# WHAT YOU HAVE TO DO
Copy the listing below in full and skip every picture.

>> Begin MATERIAL FOR THIS TASK

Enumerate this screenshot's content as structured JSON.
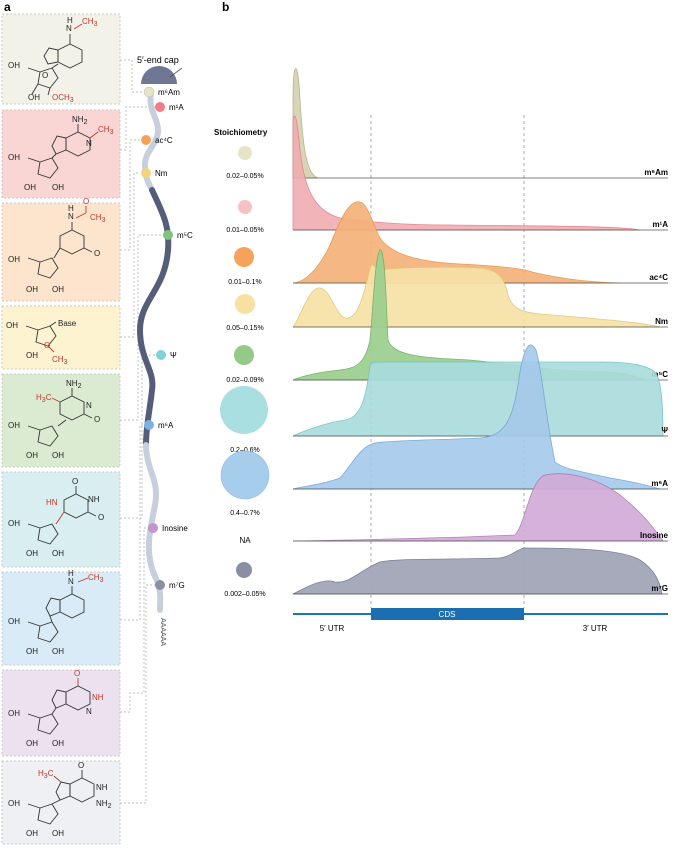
{
  "panel_a": {
    "label": "a",
    "cap_label": "5′-end cap",
    "polyA": "AAAAAA",
    "mods": [
      {
        "label": "m⁶Am",
        "color": "#e6e3c6",
        "bg": "#f3f2e9"
      },
      {
        "label": "m¹A",
        "color": "#ef7c86",
        "bg": "#f9d5d3"
      },
      {
        "label": "ac⁴C",
        "color": "#f5a25a",
        "bg": "#fde4cd"
      },
      {
        "label": "Nm",
        "color": "#f2d47f",
        "bg": "#fdf3d1"
      },
      {
        "label": "m⁵C",
        "color": "#7fc37c",
        "bg": "#dbebd2"
      },
      {
        "label": "Ψ",
        "color": "#7fd3d8",
        "bg": "#d8eef0"
      },
      {
        "label": "m⁶A",
        "color": "#7fb2e3",
        "bg": "#d9ebf7"
      },
      {
        "label": "Inosine",
        "color": "#c293cc",
        "bg": "#ece1ef"
      },
      {
        "label": "m⁷G",
        "color": "#8a8fa4",
        "bg": "#eef0f3"
      }
    ],
    "structures": {
      "s1": {
        "n": "N",
        "h": "H",
        "ch3": "CH",
        "ch3_sub": "3",
        "oh": "OH",
        "och3": "OCH",
        "och3_sub": "3",
        "o": "O"
      },
      "s2": {
        "nh2": "NH",
        "nh2_sub": "2",
        "n": "N",
        "ch3": "CH",
        "ch3_sub": "3",
        "oh": "OH",
        "o": "O"
      },
      "s3": {
        "n": "N",
        "h": "H",
        "o": "O",
        "ch3": "CH",
        "ch3_sub": "3",
        "oh": "OH"
      },
      "s4": {
        "base": "Base",
        "oh": "OH",
        "o": "O",
        "ch3": "CH",
        "ch3_sub": "3"
      },
      "s5": {
        "nh2": "NH",
        "nh2_sub": "2",
        "h3c": "H",
        "h3c_sub": "3",
        "h3c_c": "C",
        "n": "N",
        "o": "O",
        "oh": "OH"
      },
      "s6": {
        "nh": "HN",
        "n": "N",
        "h": "H",
        "o": "O",
        "oh": "OH"
      },
      "s7": {
        "n": "N",
        "h": "H",
        "ch3": "CH",
        "ch3_sub": "3",
        "oh": "OH",
        "o": "O"
      },
      "s8": {
        "nh": "NH",
        "n": "N",
        "o": "O",
        "oh": "OH"
      },
      "s9": {
        "h3c": "H",
        "h3c_sub": "3",
        "h3c_c": "C",
        "n": "N",
        "nh": "NH",
        "nh2": "NH",
        "nh2_sub": "2",
        "o": "O",
        "oh": "OH"
      }
    }
  },
  "panel_b": {
    "label": "b",
    "legend_title": "Stoichiometry",
    "legend": [
      {
        "label": "0.02–0.05%",
        "color": "#e6e3c6",
        "size": "small"
      },
      {
        "label": "0.01–0.05%",
        "color": "#f4c2c5",
        "size": "small"
      },
      {
        "label": "0.01–0.1%",
        "color": "#f5a25a",
        "size": "small"
      },
      {
        "label": "0.05–0.15%",
        "color": "#f8e0a3",
        "size": "small"
      },
      {
        "label": "0.02–0.09%",
        "color": "#94c98a",
        "size": "small"
      },
      {
        "label": "0.2–0.6%",
        "color": "#a9dfe0",
        "size": "large"
      },
      {
        "label": "0.4–0.7%",
        "color": "#a7cdec",
        "size": "large"
      },
      {
        "label": "NA",
        "color": "",
        "size": "none"
      },
      {
        "label": "0.002–0.05%",
        "color": "#8a8fa4",
        "size": "small"
      }
    ],
    "ridges": [
      {
        "name": "m⁶Am",
        "fill": "#d8d4b6",
        "stroke": "#b9b395"
      },
      {
        "name": "m¹A",
        "fill": "#f0aeb2",
        "stroke": "#e07f86"
      },
      {
        "name": "ac⁴C",
        "fill": "#f5b27a",
        "stroke": "#e8954a"
      },
      {
        "name": "Nm",
        "fill": "#f7e1a6",
        "stroke": "#e2c67a"
      },
      {
        "name": "m⁵C",
        "fill": "#9ccf8f",
        "stroke": "#6fae62"
      },
      {
        "name": "Ψ",
        "fill": "#a9dcdc",
        "stroke": "#6fc0c4"
      },
      {
        "name": "m⁶A",
        "fill": "#a5c9ea",
        "stroke": "#6fa4d4"
      },
      {
        "name": "Inosine",
        "fill": "#d1acd7",
        "stroke": "#a87bb3"
      },
      {
        "name": "m⁷G",
        "fill": "#a2a6b7",
        "stroke": "#767b90"
      }
    ],
    "regions": {
      "utr5": "5′ UTR",
      "cds": "CDS",
      "utr3": "3′ UTR"
    }
  }
}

>> End MATERIAL FOR THIS TASK

# SOLUTION BELOW
Enumerate this screenshot's content as structured JSON.
{
  "panel_a": {
    "label": "a",
    "cap_label": "5′-end cap",
    "polyA": "AAAAAA",
    "mods": [
      {
        "label": "m⁶Am",
        "color": "#e6e3c6",
        "bg": "#f3f2e9"
      },
      {
        "label": "m¹A",
        "color": "#ef7c86",
        "bg": "#f9d5d3"
      },
      {
        "label": "ac⁴C",
        "color": "#f5a25a",
        "bg": "#fde4cd"
      },
      {
        "label": "Nm",
        "color": "#f2d47f",
        "bg": "#fdf3d1"
      },
      {
        "label": "m⁵C",
        "color": "#7fc37c",
        "bg": "#dbebd2"
      },
      {
        "label": "Ψ",
        "color": "#7fd3d8",
        "bg": "#d8eef0"
      },
      {
        "label": "m⁶A",
        "color": "#7fb2e3",
        "bg": "#d9ebf7"
      },
      {
        "label": "Inosine",
        "color": "#c293cc",
        "bg": "#ece1ef"
      },
      {
        "label": "m⁷G",
        "color": "#8a8fa4",
        "bg": "#eef0f3"
      }
    ],
    "structures": {
      "s1": {
        "n": "N",
        "h": "H",
        "ch3": "CH",
        "ch3_sub": "3",
        "oh": "OH",
        "och3": "OCH",
        "och3_sub": "3",
        "o": "O"
      },
      "s2": {
        "nh2": "NH",
        "nh2_sub": "2",
        "n": "N",
        "ch3": "CH",
        "ch3_sub": "3",
        "oh": "OH",
        "o": "O"
      },
      "s3": {
        "n": "N",
        "h": "H",
        "o": "O",
        "ch3": "CH",
        "ch3_sub": "3",
        "oh": "OH"
      },
      "s4": {
        "base": "Base",
        "oh": "OH",
        "o": "O",
        "ch3": "CH",
        "ch3_sub": "3"
      },
      "s5": {
        "nh2": "NH",
        "nh2_sub": "2",
        "h3c": "H",
        "h3c_sub": "3",
        "h3c_c": "C",
        "n": "N",
        "o": "O",
        "oh": "OH"
      },
      "s6": {
        "nh": "HN",
        "n": "N",
        "h": "H",
        "o": "O",
        "oh": "OH"
      },
      "s7": {
        "n": "N",
        "h": "H",
        "ch3": "CH",
        "ch3_sub": "3",
        "oh": "OH",
        "o": "O"
      },
      "s8": {
        "nh": "NH",
        "n": "N",
        "o": "O",
        "oh": "OH"
      },
      "s9": {
        "h3c": "H",
        "h3c_sub": "3",
        "h3c_c": "C",
        "n": "N",
        "nh": "NH",
        "nh2": "NH",
        "nh2_sub": "2",
        "o": "O",
        "oh": "OH"
      }
    }
  },
  "panel_b": {
    "label": "b",
    "legend_title": "Stoichiometry",
    "legend": [
      {
        "label": "0.02–0.05%",
        "color": "#e6e3c6",
        "size": "small"
      },
      {
        "label": "0.01–0.05%",
        "color": "#f4c2c5",
        "size": "small"
      },
      {
        "label": "0.01–0.1%",
        "color": "#f5a25a",
        "size": "small"
      },
      {
        "label": "0.05–0.15%",
        "color": "#f8e0a3",
        "size": "small"
      },
      {
        "label": "0.02–0.09%",
        "color": "#94c98a",
        "size": "small"
      },
      {
        "label": "0.2–0.6%",
        "color": "#a9dfe0",
        "size": "large"
      },
      {
        "label": "0.4–0.7%",
        "color": "#a7cdec",
        "size": "large"
      },
      {
        "label": "NA",
        "color": "",
        "size": "none"
      },
      {
        "label": "0.002–0.05%",
        "color": "#8a8fa4",
        "size": "small"
      }
    ],
    "ridges": [
      {
        "name": "m⁶Am",
        "fill": "#d8d4b6",
        "stroke": "#b9b395"
      },
      {
        "name": "m¹A",
        "fill": "#f0aeb2",
        "stroke": "#e07f86"
      },
      {
        "name": "ac⁴C",
        "fill": "#f5b27a",
        "stroke": "#e8954a"
      },
      {
        "name": "Nm",
        "fill": "#f7e1a6",
        "stroke": "#e2c67a"
      },
      {
        "name": "m⁵C",
        "fill": "#9ccf8f",
        "stroke": "#6fae62"
      },
      {
        "name": "Ψ",
        "fill": "#a9dcdc",
        "stroke": "#6fc0c4"
      },
      {
        "name": "m⁶A",
        "fill": "#a5c9ea",
        "stroke": "#6fa4d4"
      },
      {
        "name": "Inosine",
        "fill": "#d1acd7",
        "stroke": "#a87bb3"
      },
      {
        "name": "m⁷G",
        "fill": "#a2a6b7",
        "stroke": "#767b90"
      }
    ],
    "regions": {
      "utr5": "5′ UTR",
      "cds": "CDS",
      "utr3": "3′ UTR"
    }
  }
}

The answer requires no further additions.